*Given task A*: From the forum thread about Spanish cities, output everything from "doh, yeah, so" down to "in the centre." with no changes.
*Given task B*:
Answer these questions using the forum thread about Spanish cities:
(i) According to Sonrisa, which city is not among the selected cities?
(ii) Which language does Spanky McSpank say is used a lot in the centre of Santiago?
(iii) In which month did jimkennedy move?

*Source excerpt*:
════════════════════
I'd say Santiago too. Trust me you will not get bored and the accent is perfectly easy to understand. 
I don't see the weather as a problem, as winter are mild and summers tend to be hot (but not scorching hot like in Granada, for example) .The only thing that could be remotely bothersome is the rain?


----------



## jennyrink (May 19, 2011)

DunWorkin said:


> Is it not possible to go to Madrid? This would seem the best option for you.


Hi DunWorkin,

I agree with you


----------



## Sonrisa (Sep 2, 2010)

jennyrink said:


> Hi DunWorkin,
> 
> I agree with you


doh, yeah, so do I. But he can only go to selected cities, and Madrid is not included.


----------



## Spanky McSpank (Aug 27, 2009)

Any one of those cities would be great. I love Barcelona but to going there to learn Spanish, I'm not sure. Valencia I don't know that well, seemed nice enough but the other places seem better.

Santiago I know well, you wouldn't get bored, it has a very large student population and there is lots to do. Also near other areas to explore. The weather is bad though, it rains a hell of a lot. They speak galego in some places but castellano is used a lot in the centre.

Granada I love too, lots to do, lots of students and things to do. Gets lots of tourists though.
Tough choice there mate.


----------



## grandad (May 17, 2011)

Valencia Its on the right side for a start in spain you can take a trip to madrid once there 
but i would not start in basa if you are trying to learn spanish


----------



## jimkennedy (Jul 19, 2010)

My background is limited, so I can't add much about any of your options except Barcelona. I moved here in November, and I live in Gracia.

Language - don't worry about Catalan. Yes, most people speak it, but everyone has Castellano and there's no hassle if you can't speak Catalan. There's no pressure to speak it. Best thing is to learn to say please, thank you, hello, and goodbye, then use your Spanish.
════════════════════
*Recorded information*:
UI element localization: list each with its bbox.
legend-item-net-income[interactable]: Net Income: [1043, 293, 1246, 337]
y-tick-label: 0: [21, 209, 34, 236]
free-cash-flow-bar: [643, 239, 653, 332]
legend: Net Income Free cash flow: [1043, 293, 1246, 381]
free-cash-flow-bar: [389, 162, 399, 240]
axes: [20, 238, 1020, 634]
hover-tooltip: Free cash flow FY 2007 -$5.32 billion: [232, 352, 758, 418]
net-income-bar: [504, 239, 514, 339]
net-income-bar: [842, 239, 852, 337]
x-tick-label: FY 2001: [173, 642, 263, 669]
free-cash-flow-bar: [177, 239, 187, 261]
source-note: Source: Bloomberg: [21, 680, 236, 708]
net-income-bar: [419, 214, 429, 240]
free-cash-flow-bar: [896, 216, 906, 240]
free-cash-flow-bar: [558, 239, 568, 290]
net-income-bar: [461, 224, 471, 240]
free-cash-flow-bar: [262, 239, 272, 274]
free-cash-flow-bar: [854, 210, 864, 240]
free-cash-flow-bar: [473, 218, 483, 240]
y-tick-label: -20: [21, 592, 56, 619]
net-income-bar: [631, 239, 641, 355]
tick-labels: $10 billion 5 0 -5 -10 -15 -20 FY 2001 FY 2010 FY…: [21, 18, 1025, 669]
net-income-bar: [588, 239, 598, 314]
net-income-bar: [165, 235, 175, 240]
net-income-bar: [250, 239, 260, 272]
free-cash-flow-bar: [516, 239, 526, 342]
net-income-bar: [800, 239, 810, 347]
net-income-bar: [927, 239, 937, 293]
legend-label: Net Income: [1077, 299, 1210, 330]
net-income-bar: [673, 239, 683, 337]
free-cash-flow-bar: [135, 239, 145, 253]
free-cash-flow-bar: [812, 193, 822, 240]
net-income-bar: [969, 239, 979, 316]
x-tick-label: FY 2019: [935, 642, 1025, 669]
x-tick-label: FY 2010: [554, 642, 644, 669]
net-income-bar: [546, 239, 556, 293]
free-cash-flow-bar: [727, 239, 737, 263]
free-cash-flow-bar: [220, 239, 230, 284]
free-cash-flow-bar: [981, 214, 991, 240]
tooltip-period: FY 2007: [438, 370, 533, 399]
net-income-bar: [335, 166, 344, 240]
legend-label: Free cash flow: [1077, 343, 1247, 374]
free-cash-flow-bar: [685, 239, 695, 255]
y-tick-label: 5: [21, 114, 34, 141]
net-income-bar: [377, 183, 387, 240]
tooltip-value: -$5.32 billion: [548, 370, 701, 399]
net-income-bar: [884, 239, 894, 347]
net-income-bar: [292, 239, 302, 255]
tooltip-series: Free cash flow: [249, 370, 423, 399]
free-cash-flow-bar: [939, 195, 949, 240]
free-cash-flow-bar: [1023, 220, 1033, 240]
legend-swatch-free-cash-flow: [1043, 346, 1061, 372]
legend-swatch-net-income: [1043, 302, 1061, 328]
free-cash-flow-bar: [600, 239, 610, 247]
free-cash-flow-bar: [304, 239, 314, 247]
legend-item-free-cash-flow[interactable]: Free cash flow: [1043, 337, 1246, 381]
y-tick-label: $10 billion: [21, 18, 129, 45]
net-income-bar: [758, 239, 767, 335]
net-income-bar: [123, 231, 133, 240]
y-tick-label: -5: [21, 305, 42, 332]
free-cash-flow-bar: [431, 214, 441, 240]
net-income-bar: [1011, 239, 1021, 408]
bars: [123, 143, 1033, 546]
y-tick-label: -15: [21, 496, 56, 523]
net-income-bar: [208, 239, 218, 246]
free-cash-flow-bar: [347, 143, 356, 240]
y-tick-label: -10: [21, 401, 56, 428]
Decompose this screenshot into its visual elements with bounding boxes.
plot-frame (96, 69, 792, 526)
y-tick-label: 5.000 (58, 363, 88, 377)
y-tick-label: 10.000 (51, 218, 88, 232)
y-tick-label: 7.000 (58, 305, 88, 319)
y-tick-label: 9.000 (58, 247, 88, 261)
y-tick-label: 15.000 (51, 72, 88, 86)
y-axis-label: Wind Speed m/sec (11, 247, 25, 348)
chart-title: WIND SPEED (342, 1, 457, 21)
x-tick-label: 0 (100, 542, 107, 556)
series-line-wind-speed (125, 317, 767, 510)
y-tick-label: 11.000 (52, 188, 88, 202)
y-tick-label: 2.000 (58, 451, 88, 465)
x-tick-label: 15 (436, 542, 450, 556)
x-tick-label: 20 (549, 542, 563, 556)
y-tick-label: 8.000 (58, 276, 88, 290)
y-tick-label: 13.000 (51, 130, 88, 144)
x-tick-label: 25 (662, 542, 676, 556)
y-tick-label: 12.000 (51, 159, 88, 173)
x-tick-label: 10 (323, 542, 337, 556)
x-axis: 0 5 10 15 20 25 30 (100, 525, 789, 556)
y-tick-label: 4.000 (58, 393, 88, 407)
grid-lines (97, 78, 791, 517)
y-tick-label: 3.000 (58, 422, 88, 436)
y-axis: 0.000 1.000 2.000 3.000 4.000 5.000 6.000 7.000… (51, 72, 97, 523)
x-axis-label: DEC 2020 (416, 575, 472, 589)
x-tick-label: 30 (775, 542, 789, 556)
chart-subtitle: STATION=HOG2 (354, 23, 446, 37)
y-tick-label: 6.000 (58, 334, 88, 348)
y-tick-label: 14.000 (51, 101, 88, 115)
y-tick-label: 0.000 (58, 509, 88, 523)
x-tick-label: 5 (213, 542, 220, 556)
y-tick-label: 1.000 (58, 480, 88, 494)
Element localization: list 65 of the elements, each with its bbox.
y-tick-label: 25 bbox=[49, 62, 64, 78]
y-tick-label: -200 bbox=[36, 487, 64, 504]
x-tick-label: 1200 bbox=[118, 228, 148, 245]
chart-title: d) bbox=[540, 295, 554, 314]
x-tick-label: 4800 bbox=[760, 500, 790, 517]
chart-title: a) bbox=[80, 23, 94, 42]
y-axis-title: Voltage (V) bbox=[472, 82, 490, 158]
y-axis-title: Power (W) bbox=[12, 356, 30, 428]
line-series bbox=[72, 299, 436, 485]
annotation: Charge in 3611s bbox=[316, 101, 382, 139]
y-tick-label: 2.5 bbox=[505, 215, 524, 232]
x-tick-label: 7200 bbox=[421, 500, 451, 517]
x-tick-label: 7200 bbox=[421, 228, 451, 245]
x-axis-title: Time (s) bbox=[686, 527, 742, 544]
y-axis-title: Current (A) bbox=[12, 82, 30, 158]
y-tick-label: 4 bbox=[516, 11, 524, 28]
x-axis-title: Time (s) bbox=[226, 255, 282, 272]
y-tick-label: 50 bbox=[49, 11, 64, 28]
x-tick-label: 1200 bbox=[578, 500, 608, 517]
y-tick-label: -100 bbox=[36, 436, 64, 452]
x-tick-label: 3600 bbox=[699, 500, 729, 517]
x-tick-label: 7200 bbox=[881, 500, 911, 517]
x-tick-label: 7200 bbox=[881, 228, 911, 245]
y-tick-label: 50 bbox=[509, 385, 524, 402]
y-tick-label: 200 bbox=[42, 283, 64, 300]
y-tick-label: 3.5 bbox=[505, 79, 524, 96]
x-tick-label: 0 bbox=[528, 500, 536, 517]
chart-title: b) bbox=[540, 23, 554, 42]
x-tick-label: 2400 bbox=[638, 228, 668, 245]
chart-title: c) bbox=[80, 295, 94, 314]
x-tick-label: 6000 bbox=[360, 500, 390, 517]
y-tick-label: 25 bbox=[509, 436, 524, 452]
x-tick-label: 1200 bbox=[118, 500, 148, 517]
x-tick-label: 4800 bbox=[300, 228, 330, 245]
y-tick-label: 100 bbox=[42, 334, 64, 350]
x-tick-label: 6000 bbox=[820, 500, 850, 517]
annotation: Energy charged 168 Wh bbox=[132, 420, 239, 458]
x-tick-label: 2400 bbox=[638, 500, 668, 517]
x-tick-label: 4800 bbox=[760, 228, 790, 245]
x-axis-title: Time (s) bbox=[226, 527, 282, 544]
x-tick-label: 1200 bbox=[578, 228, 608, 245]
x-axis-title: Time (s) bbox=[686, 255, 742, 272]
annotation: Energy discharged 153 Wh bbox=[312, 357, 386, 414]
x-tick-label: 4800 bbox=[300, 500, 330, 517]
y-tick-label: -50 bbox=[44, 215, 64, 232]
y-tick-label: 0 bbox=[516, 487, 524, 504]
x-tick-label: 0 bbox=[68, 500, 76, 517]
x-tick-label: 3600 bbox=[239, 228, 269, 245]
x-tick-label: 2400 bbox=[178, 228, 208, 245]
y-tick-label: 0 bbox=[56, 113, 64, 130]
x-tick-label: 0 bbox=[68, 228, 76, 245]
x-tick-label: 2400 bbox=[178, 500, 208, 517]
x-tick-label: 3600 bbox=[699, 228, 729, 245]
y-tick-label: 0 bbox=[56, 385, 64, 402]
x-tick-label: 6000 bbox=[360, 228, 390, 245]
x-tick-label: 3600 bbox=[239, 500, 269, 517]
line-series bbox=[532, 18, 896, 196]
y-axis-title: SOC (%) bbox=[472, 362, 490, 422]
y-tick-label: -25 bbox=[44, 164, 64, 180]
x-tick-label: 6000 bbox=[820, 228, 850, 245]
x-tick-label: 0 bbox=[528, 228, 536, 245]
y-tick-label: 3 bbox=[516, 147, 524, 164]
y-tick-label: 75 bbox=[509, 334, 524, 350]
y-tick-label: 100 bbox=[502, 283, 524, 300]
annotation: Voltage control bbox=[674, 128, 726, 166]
════════════════════
*Complete response A*:
doh, yeah, so do I. But he can only go to selected cities, and Madrid is not included.


----------



## Spanky McSpank (Aug 27, 2009)

Any one of those cities would be great. I love Barcelona but to going there to learn Spanish, I'm not sure. Valencia I don't know that well, seemed nice enough but the other places seem better.

Santiago I know well, you wouldn't get bored, it has a very large student population and there is lots to do. Also near other areas to explore. The weather is bad though, it rains a hell of a lot. They speak galego in some places but castellano is used a lot in the centre.

*Complete response B*:
(i) Madrid
(ii) Castellano
(iii) November